▶ Element and region data:
>> start
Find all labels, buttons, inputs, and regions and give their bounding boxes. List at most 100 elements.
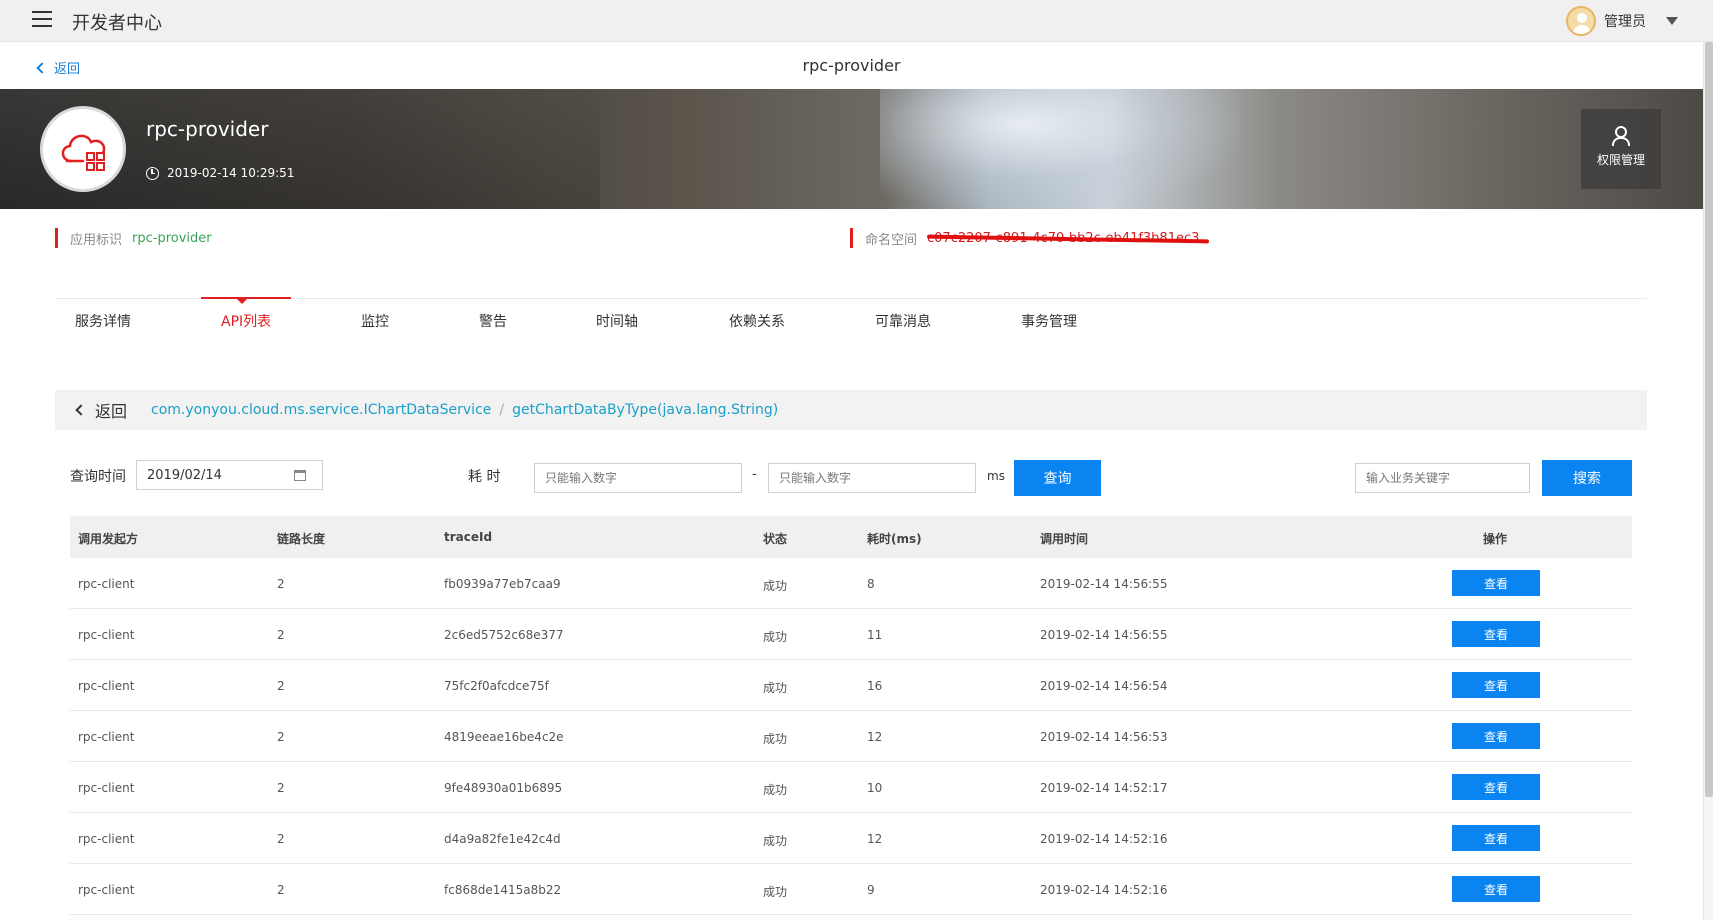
table-cell: d4a9a82fe1e42c4d (444, 832, 561, 846)
table-cell: 成功 (763, 885, 788, 899)
duration-min-input[interactable] (534, 463, 742, 493)
table-cell: 75fc2f0afcdce75f (444, 679, 549, 693)
namespace-row: 命名空间 c07c2207-c891-4c70-bb2c-eb41f3b81ec… (850, 227, 1199, 249)
accent-bar (55, 228, 58, 248)
accent-bar (850, 228, 853, 248)
duration-dash: - (752, 467, 757, 482)
trace-table: 调用发起方 链路长度 traceId 状态 耗时(ms) 调用时间 操作 rpc… (70, 516, 1632, 915)
table-cell: rpc-client (78, 883, 135, 897)
view-button[interactable]: 查看 (1452, 672, 1540, 698)
duration-label: 耗 时 (468, 469, 501, 485)
table-cell: 成功 (763, 579, 788, 593)
tab-warnings[interactable]: 警告 (479, 311, 507, 331)
table-cell: 2 (277, 577, 285, 591)
scrollbar-thumb[interactable] (1705, 42, 1713, 797)
page-title: rpc-provider (802, 56, 901, 75)
app-id-row: 应用标识 rpc-provider (55, 227, 212, 249)
table-cell: rpc-client (78, 628, 135, 642)
tab-reliable-messages[interactable]: 可靠消息 (875, 311, 931, 331)
table-cell: 2c6ed5752c68e377 (444, 628, 564, 642)
query-time-label: 查询时间 (70, 469, 126, 485)
view-button[interactable]: 查看 (1452, 621, 1540, 647)
table-cell: 2019-02-14 14:52:16 (1040, 883, 1168, 897)
view-button[interactable]: 查看 (1452, 876, 1540, 902)
breadcrumb-service[interactable]: com.yonyou.cloud.ms.service.IChartDataSe… (151, 402, 491, 418)
breadcrumb-separator: / (499, 402, 505, 418)
table-row: rpc-client 2 d4a9a82fe1e42c4d 成功 12 2019-02-1… (70, 813, 1632, 864)
clock-icon (146, 166, 159, 180)
user-menu[interactable]: 管理员 (1566, 5, 1678, 37)
view-button[interactable]: 查看 (1452, 570, 1540, 596)
breadcrumb-back-button[interactable]: 返回 (75, 398, 127, 422)
tab-bar: 服务详情 API列表 监控 警告 时间轴 依赖关系 可靠消息 事务管理 (55, 297, 1647, 338)
table-row: rpc-client 2 4819eeae16be4c2e 成功 12 2019-02-1… (70, 711, 1632, 762)
tab-dependencies[interactable]: 依赖关系 (729, 311, 785, 331)
query-button[interactable]: 查询 (1014, 460, 1101, 496)
hamburger-menu-icon[interactable] (32, 11, 52, 27)
keyword-search-input[interactable] (1355, 463, 1530, 493)
tab-api-list[interactable]: API列表 (221, 311, 271, 331)
table-cell: 2019-02-14 14:56:54 (1040, 679, 1168, 693)
tab-monitoring[interactable]: 监控 (361, 311, 389, 331)
table-cell: 8 (867, 577, 875, 591)
table-cell: rpc-client (78, 832, 135, 846)
app-name: rpc-provider (146, 117, 269, 141)
column-header: 调用时间 (1040, 532, 1089, 546)
table-cell: 成功 (763, 783, 788, 797)
view-button[interactable]: 查看 (1452, 774, 1540, 800)
search-button[interactable]: 搜索 (1542, 460, 1632, 496)
table-cell: 2019-02-14 14:52:17 (1040, 781, 1168, 795)
user-settings-icon (1611, 125, 1631, 146)
namespace-value-redacted: c07c2207-c891-4c70-bb2c-eb41f3b81ec3 (927, 230, 1200, 246)
page-scrollbar[interactable] (1703, 42, 1713, 920)
table-cell: 2 (277, 679, 285, 693)
permission-management-label[interactable]: 权限管理 (1597, 153, 1645, 167)
table-cell: 成功 (763, 732, 788, 746)
table-cell: 12 (867, 832, 883, 846)
permission-management-button[interactable]: 权限管理 (1581, 109, 1661, 189)
column-header: traceId (444, 530, 493, 544)
caret-down-icon[interactable] (1666, 17, 1678, 25)
column-header: 调用发起方 (78, 532, 139, 546)
table-row: rpc-client 2 fb0939a77eb7caa9 成功 8 2019-02-14… (70, 558, 1632, 609)
avatar[interactable] (1566, 6, 1596, 36)
table-cell: 11 (867, 628, 883, 642)
column-header: 操作 (1483, 532, 1508, 546)
column-header: 耗时(ms) (867, 532, 922, 546)
view-button[interactable]: 查看 (1452, 723, 1540, 749)
table-cell: 2019-02-14 14:56:55 (1040, 577, 1168, 591)
table-cell: fc868de1415a8b22 (444, 883, 562, 897)
table-cell: 9 (867, 883, 875, 897)
duration-max-input[interactable] (768, 463, 976, 493)
table-row: rpc-client 2 75fc2f0afcdce75f 成功 16 2019-02-1… (70, 660, 1632, 711)
breadcrumb-back-label[interactable]: 返回 (95, 398, 127, 422)
namespace-label: 命名空间 (865, 232, 918, 248)
tab-timeline[interactable]: 时间轴 (596, 311, 638, 331)
table-cell: 成功 (763, 630, 788, 644)
tab-transaction-management[interactable]: 事务管理 (1021, 311, 1077, 331)
user-name[interactable]: 管理员 (1604, 11, 1646, 31)
table-cell: rpc-client (78, 781, 135, 795)
table-cell: 成功 (763, 681, 788, 695)
view-button[interactable]: 查看 (1452, 825, 1540, 851)
table-cell: 成功 (763, 834, 788, 848)
app-title: 开发者中心 (72, 13, 162, 34)
query-toolbar: 查询时间 耗 时 - ms 查询 搜索 (0, 458, 1703, 496)
breadcrumb-method[interactable]: getChartDataByType(java.lang.String) (512, 402, 778, 418)
table-cell: 2 (277, 832, 285, 846)
calendar-icon[interactable] (294, 470, 306, 481)
top-bar: 开发者中心 管理员 (0, 0, 1713, 42)
table-cell: 2019-02-14 14:56:53 (1040, 730, 1168, 744)
table-cell: 9fe48930a01b6895 (444, 781, 563, 795)
table-row: rpc-client 2 2c6ed5752c68e377 成功 11 2019-02-1… (70, 609, 1632, 660)
table-cell: 16 (867, 679, 883, 693)
cloud-app-icon (61, 134, 106, 171)
created-time-value: 2019-02-14 10:29:51 (167, 166, 295, 180)
app-banner: rpc-provider 2019-02-14 10:29:51 权限管理 (0, 89, 1703, 209)
table-cell: 4819eeae16be4c2e (444, 730, 564, 744)
tab-service-details[interactable]: 服务详情 (75, 311, 131, 331)
app-logo (40, 106, 126, 192)
duration-unit: ms (987, 469, 1005, 483)
breadcrumb: 返回 com.yonyou.cloud.ms.service.IChartDat… (55, 390, 1647, 430)
table-cell: 2 (277, 730, 285, 744)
>> end
▶ Given request: Copy the listing above line for line, with no changes, but leave out the picture.

▶ Result for this exercise:
Find all labels, buttons, inputs, and regions and give their bounding boxes. List at most 100 elements.
table-cell: d4a9a82fe1e42c4d (444, 832, 561, 846)
table-cell: 成功 (763, 885, 788, 899)
duration-min-input[interactable] (534, 463, 742, 493)
table-cell: 75fc2f0afcdce75f (444, 679, 549, 693)
namespace-row: 命名空间 c07c2207-c891-4c70-bb2c-eb41f3b81ec… (850, 227, 1199, 249)
accent-bar (55, 228, 58, 248)
accent-bar (850, 228, 853, 248)
duration-dash: - (752, 467, 757, 482)
trace-table: 调用发起方 链路长度 traceId 状态 耗时(ms) 调用时间 操作 rpc… (70, 516, 1632, 915)
table-cell: rpc-client (78, 883, 135, 897)
view-button[interactable]: 查看 (1452, 672, 1540, 698)
duration-label: 耗 时 (468, 469, 501, 485)
table-cell: 成功 (763, 579, 788, 593)
tab-warnings[interactable]: 警告 (479, 311, 507, 331)
table-cell: 2 (277, 577, 285, 591)
scrollbar-thumb[interactable] (1705, 42, 1713, 797)
page-title: rpc-provider (802, 56, 901, 75)
app-id-row: 应用标识 rpc-provider (55, 227, 212, 249)
table-cell: rpc-client (78, 628, 135, 642)
tab-reliable-messages[interactable]: 可靠消息 (875, 311, 931, 331)
table-cell: 2c6ed5752c68e377 (444, 628, 564, 642)
query-time-label: 查询时间 (70, 469, 126, 485)
view-button[interactable]: 查看 (1452, 621, 1540, 647)
table-cell: 2019-02-14 14:52:16 (1040, 883, 1168, 897)
view-button[interactable]: 查看 (1452, 876, 1540, 902)
breadcrumb-service[interactable]: com.yonyou.cloud.ms.service.IChartDataSe… (151, 402, 491, 418)
breadcrumb-separator: / (499, 402, 505, 418)
table-row: rpc-client 2 d4a9a82fe1e42c4d 成功 12 2019-02-1… (70, 813, 1632, 864)
clock-icon (146, 166, 159, 180)
user-menu[interactable]: 管理员 (1566, 5, 1678, 37)
view-button[interactable]: 查看 (1452, 570, 1540, 596)
breadcrumb-back-button[interactable]: 返回 (75, 398, 127, 422)
tab-bar: 服务详情 API列表 监控 警告 时间轴 依赖关系 可靠消息 事务管理 (55, 297, 1647, 338)
table-row: rpc-client 2 4819eeae16be4c2e 成功 12 2019-02-1… (70, 711, 1632, 762)
tab-dependencies[interactable]: 依赖关系 (729, 311, 785, 331)
query-button[interactable]: 查询 (1014, 460, 1101, 496)
hamburger-menu-icon[interactable] (32, 11, 52, 27)
keyword-search-input[interactable] (1355, 463, 1530, 493)
tab-api-list[interactable]: API列表 (221, 311, 271, 331)
table-cell: 2019-02-14 14:56:54 (1040, 679, 1168, 693)
tab-monitoring[interactable]: 监控 (361, 311, 389, 331)
table-cell: 8 (867, 577, 875, 591)
table-cell: rpc-client (78, 832, 135, 846)
app-name: rpc-provider (146, 117, 269, 141)
column-header: 调用时间 (1040, 532, 1089, 546)
table-cell: 成功 (763, 783, 788, 797)
view-button[interactable]: 查看 (1452, 774, 1540, 800)
search-button[interactable]: 搜索 (1542, 460, 1632, 496)
table-cell: 2019-02-14 14:52:17 (1040, 781, 1168, 795)
user-settings-icon (1611, 125, 1631, 146)
namespace-value-redacted: c07c2207-c891-4c70-bb2c-eb41f3b81ec3 (927, 230, 1200, 246)
page-scrollbar[interactable] (1703, 42, 1713, 920)
table-cell: 2 (277, 679, 285, 693)
permission-management-label[interactable]: 权限管理 (1597, 153, 1645, 167)
table-cell: 成功 (763, 732, 788, 746)
table-cell: 12 (867, 832, 883, 846)
permission-management-button[interactable]: 权限管理 (1581, 109, 1661, 189)
column-header: traceId (444, 530, 493, 544)
caret-down-icon[interactable] (1666, 17, 1678, 25)
column-header: 调用发起方 (78, 532, 139, 546)
table-row: rpc-client 2 fb0939a77eb7caa9 成功 8 2019-02-14… (70, 558, 1632, 609)
avatar[interactable] (1566, 6, 1596, 36)
table-cell: 11 (867, 628, 883, 642)
column-header: 操作 (1483, 532, 1508, 546)
column-header: 耗时(ms) (867, 532, 922, 546)
view-button[interactable]: 查看 (1452, 723, 1540, 749)
table-cell: 2019-02-14 14:56:55 (1040, 577, 1168, 591)
table-cell: fc868de1415a8b22 (444, 883, 562, 897)
table-cell: 9 (867, 883, 875, 897)
duration-max-input[interactable] (768, 463, 976, 493)
table-row: rpc-client 2 75fc2f0afcdce75f 成功 16 2019-02-1… (70, 660, 1632, 711)
breadcrumb-back-label[interactable]: 返回 (95, 398, 127, 422)
namespace-label: 命名空间 (865, 232, 918, 248)
tab-timeline[interactable]: 时间轴 (596, 311, 638, 331)
table-cell: 成功 (763, 630, 788, 644)
tab-transaction-management[interactable]: 事务管理 (1021, 311, 1077, 331)
user-name[interactable]: 管理员 (1604, 11, 1646, 31)
table-cell: rpc-client (78, 781, 135, 795)
table-cell: 成功 (763, 681, 788, 695)
view-button[interactable]: 查看 (1452, 825, 1540, 851)
table-cell: 成功 (763, 834, 788, 848)
app-title: 开发者中心 (72, 13, 162, 34)
query-toolbar: 查询时间 耗 时 - ms 查询 搜索 (0, 458, 1703, 496)
breadcrumb-method[interactable]: getChartDataByType(java.lang.String) (512, 402, 778, 418)
table-cell: 2 (277, 832, 285, 846)
calendar-icon[interactable] (294, 470, 306, 481)
top-bar: 开发者中心 管理员 (0, 0, 1713, 42)
table-cell: 2019-02-14 14:56:53 (1040, 730, 1168, 744)
table-cell: 9fe48930a01b6895 (444, 781, 563, 795)
table-row: rpc-client 2 2c6ed5752c68e377 成功 11 2019-02-1… (70, 609, 1632, 660)
table-cell: 16 (867, 679, 883, 693)
cloud-app-icon (61, 134, 106, 171)
created-time-value: 2019-02-14 10:29:51 (167, 166, 295, 180)
app-banner: rpc-provider 2019-02-14 10:29:51 权限管理 (0, 89, 1703, 209)
table-cell: 4819eeae16be4c2e (444, 730, 564, 744)
tab-service-details[interactable]: 服务详情 (75, 311, 131, 331)
app-logo (40, 106, 126, 192)
duration-unit: ms (987, 469, 1005, 483)
breadcrumb: 返回 com.yonyou.cloud.ms.service.IChartDat… (55, 390, 1647, 430)
table-cell: 2 (277, 730, 285, 744)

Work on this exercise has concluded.